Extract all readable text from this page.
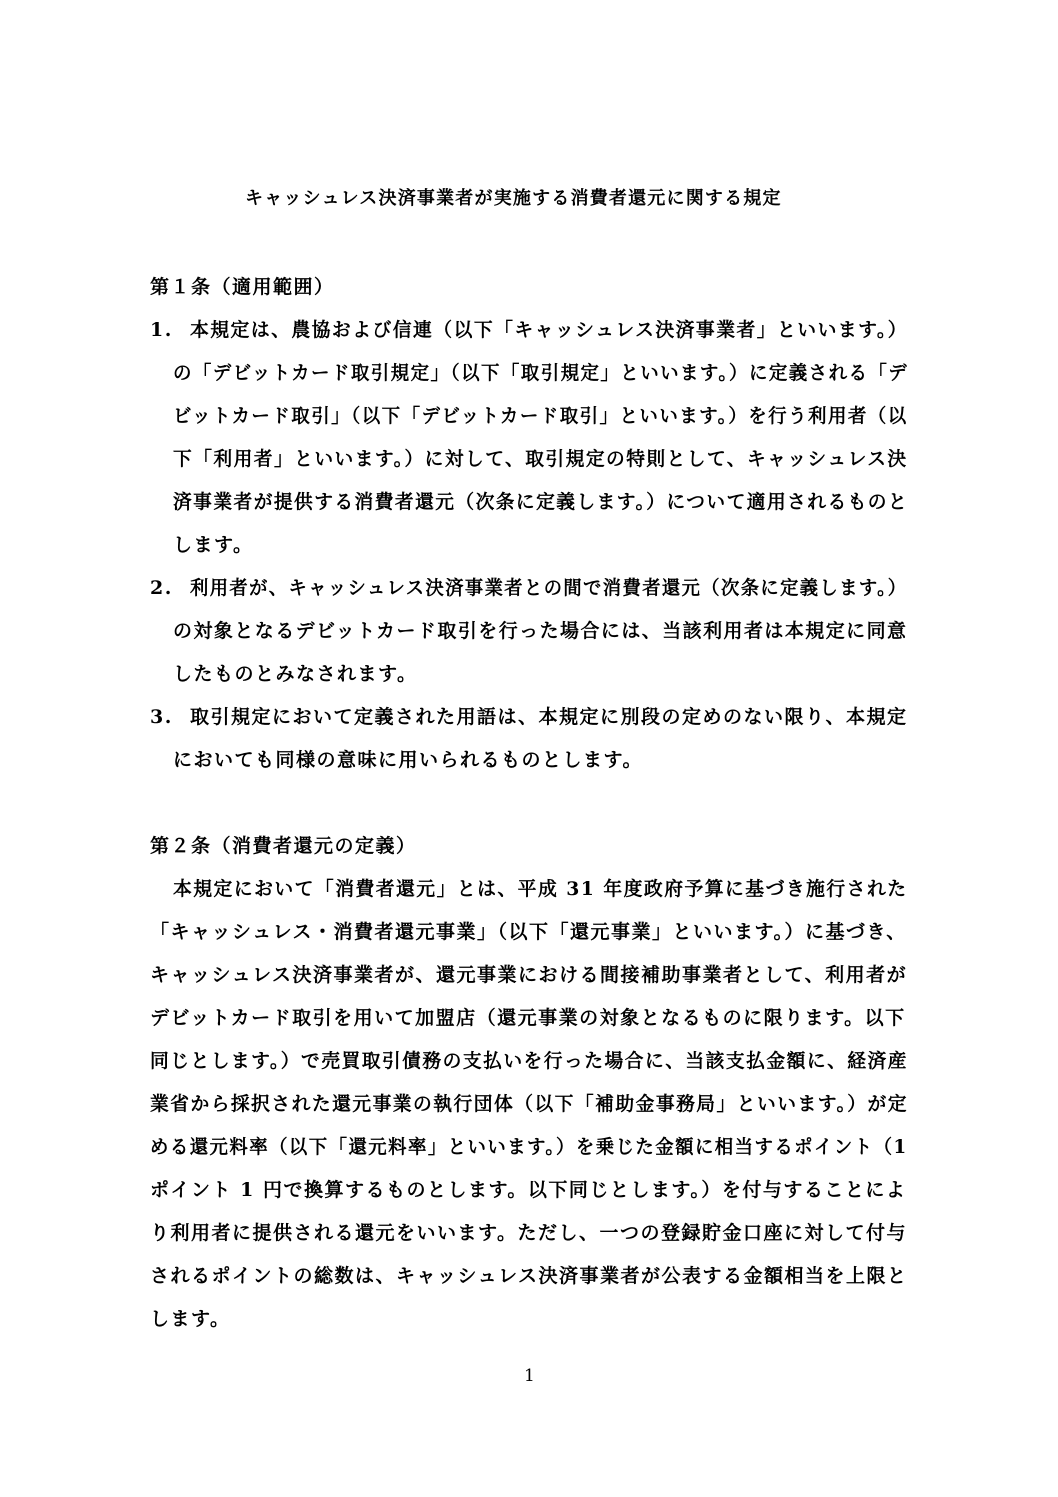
キャッシュレス決済事業者が実施する消費者還元に関する規定
第１条（適用範囲）
1. 本規定は、農協および信連（以下「キャッシュレス決済事業者」といいます。）
の「デビットカード取引規定」（以下「取引規定」といいます。）に定義される「デ
ビットカード取引」（以下「デビットカード取引」といいます。）を行う利用者（以
下「利用者」といいます。）に対して、取引規定の特則として、キャッシュレス決
済事業者が提供する消費者還元（次条に定義します。）について適用されるものと
します。
2. 利用者が、キャッシュレス決済事業者との間で消費者還元（次条に定義します。）
の対象となるデビットカード取引を行った場合には、当該利用者は本規定に同意
したものとみなされます。
3. 取引規定において定義された用語は、本規定に別段の定めのない限り、本規定
においても同様の意味に用いられるものとします。
第２条（消費者還元の定義）
本規定において「消費者還元」とは、平成 31 年度政府予算に基づき施行された
「キャッシュレス・消費者還元事業」（以下「還元事業」といいます。）に基づき、
キャッシュレス決済事業者が、還元事業における間接補助事業者として、利用者が
デビットカード取引を用いて加盟店（還元事業の対象となるものに限ります。以下
同じとします。）で売買取引債務の支払いを行った場合に、当該支払金額に、経済産
業省から採択された還元事業の執行団体（以下「補助金事務局」といいます。）が定
める還元料率（以下「還元料率」といいます。）を乗じた金額に相当するポイント（1
ポイント 1 円で換算するものとします。以下同じとします。）を付与することによ
り利用者に提供される還元をいいます。ただし、一つの登録貯金口座に対して付与
されるポイントの総数は、キャッシュレス決済事業者が公表する金額相当を上限と
します。
1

::::::

> Set exercise
The material above must be printed exactly, with its pictures left out.

> The solution
Extract all readable text from this page.
キャッシュレス決済事業者が実施する消費者還元に関する規定
第１条（適用範囲）
1. 本規定は、農協および信連（以下「キャッシュレス決済事業者」といいます。）
の「デビットカード取引規定」（以下「取引規定」といいます。）に定義される「デ
ビットカード取引」（以下「デビットカード取引」といいます。）を行う利用者（以
下「利用者」といいます。）に対して、取引規定の特則として、キャッシュレス決
済事業者が提供する消費者還元（次条に定義します。）について適用されるものと
します。
2. 利用者が、キャッシュレス決済事業者との間で消費者還元（次条に定義します。）
の対象となるデビットカード取引を行った場合には、当該利用者は本規定に同意
したものとみなされます。
3. 取引規定において定義された用語は、本規定に別段の定めのない限り、本規定
においても同様の意味に用いられるものとします。
第２条（消費者還元の定義）
本規定において「消費者還元」とは、平成 31 年度政府予算に基づき施行された
「キャッシュレス・消費者還元事業」（以下「還元事業」といいます。）に基づき、
キャッシュレス決済事業者が、還元事業における間接補助事業者として、利用者が
デビットカード取引を用いて加盟店（還元事業の対象となるものに限ります。以下
同じとします。）で売買取引債務の支払いを行った場合に、当該支払金額に、経済産
業省から採択された還元事業の執行団体（以下「補助金事務局」といいます。）が定
める還元料率（以下「還元料率」といいます。）を乗じた金額に相当するポイント（1
ポイント 1 円で換算するものとします。以下同じとします。）を付与することによ
り利用者に提供される還元をいいます。ただし、一つの登録貯金口座に対して付与
されるポイントの総数は、キャッシュレス決済事業者が公表する金額相当を上限と
します。
1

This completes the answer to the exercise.